• Exercise: Go through the data below and copy it exactly, skipping every picture.
======
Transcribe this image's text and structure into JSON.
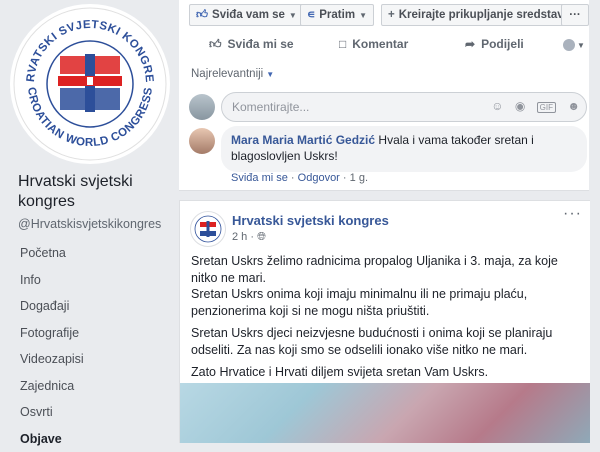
{
  "sidebar": {
    "logo": {
      "arc_top": "HRVATSKI SVJETSKI KONGRES",
      "arc_bottom": "CROATIAN WORLD CONGRESS"
    },
    "page_name": "Hrvatski svjetski kongres",
    "page_handle": "@Hrvatskisvjetskikongres",
    "nav": [
      "Početna",
      "Info",
      "Događaji",
      "Fotografije",
      "Videozapisi",
      "Zajednica",
      "Osvrti",
      "Objave"
    ],
    "active_nav": "Objave"
  },
  "toolbar": {
    "like_label": "Sviđa vam se",
    "follow_label": "Pratim",
    "fundraiser_label": "Kreirajte prikupljanje sredstava",
    "more_label": "···"
  },
  "post_actions": {
    "like": "Sviđa mi se",
    "comment": "Komentar",
    "share": "Podijeli"
  },
  "comments": {
    "sort_label": "Najrelevantniji",
    "input_placeholder": "Komentirajte...",
    "gif_label": "GIF",
    "items": [
      {
        "author": "Mara Maria Martić Gedzić",
        "text": "Hvala i vama također sretan i blagoslovljen Uskrs!",
        "like": "Sviđa mi se",
        "reply": "Odgovor",
        "time": "1 g."
      }
    ]
  },
  "post": {
    "author": "Hrvatski svjetski kongres",
    "time": "2 h",
    "more": "···",
    "paragraphs": [
      "Sretan Uskrs želimo radnicima propalog Uljanika i 3. maja, za koje nitko ne mari.\nSretan Uskrs onima koji imaju minimalnu ili ne primaju plaću, penzionerima koji si ne mogu ništa priuštiti.",
      "Sretan Uskrs djeci neizvjesne budućnosti i onima koji se planiraju odseliti. Za nas koji smo se odselili ionako više nitko ne mari.",
      "Zato Hrvatice i Hrvati diljem svijeta sretan Vam Uskrs."
    ]
  },
  "colors": {
    "link": "#385898",
    "accent": "#4267b2",
    "background": "#e9ebee"
  }
}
======
• Complete answer:
Transcribe this image's text and structure into JSON.
{
  "sidebar": {
    "logo": {
      "arc_top": "HRVATSKI SVJETSKI KONGRES",
      "arc_bottom": "CROATIAN WORLD CONGRESS"
    },
    "page_name": "Hrvatski svjetski kongres",
    "page_handle": "@Hrvatskisvjetskikongres",
    "nav": [
      "Početna",
      "Info",
      "Događaji",
      "Fotografije",
      "Videozapisi",
      "Zajednica",
      "Osvrti",
      "Objave"
    ],
    "active_nav": "Objave"
  },
  "toolbar": {
    "like_label": "Sviđa vam se",
    "follow_label": "Pratim",
    "fundraiser_label": "Kreirajte prikupljanje sredstava",
    "more_label": "···"
  },
  "post_actions": {
    "like": "Sviđa mi se",
    "comment": "Komentar",
    "share": "Podijeli"
  },
  "comments": {
    "sort_label": "Najrelevantniji",
    "input_placeholder": "Komentirajte...",
    "gif_label": "GIF",
    "items": [
      {
        "author": "Mara Maria Martić Gedzić",
        "text": "Hvala i vama također sretan i blagoslovljen Uskrs!",
        "like": "Sviđa mi se",
        "reply": "Odgovor",
        "time": "1 g."
      }
    ]
  },
  "post": {
    "author": "Hrvatski svjetski kongres",
    "time": "2 h",
    "more": "···",
    "paragraphs": [
      "Sretan Uskrs želimo radnicima propalog Uljanika i 3. maja, za koje nitko ne mari.\nSretan Uskrs onima koji imaju minimalnu ili ne primaju plaću, penzionerima koji si ne mogu ništa priuštiti.",
      "Sretan Uskrs djeci neizvjesne budućnosti i onima koji se planiraju odseliti. Za nas koji smo se odselili ionako više nitko ne mari.",
      "Zato Hrvatice i Hrvati diljem svijeta sretan Vam Uskrs."
    ]
  },
  "colors": {
    "link": "#385898",
    "accent": "#4267b2",
    "background": "#e9ebee"
  }
}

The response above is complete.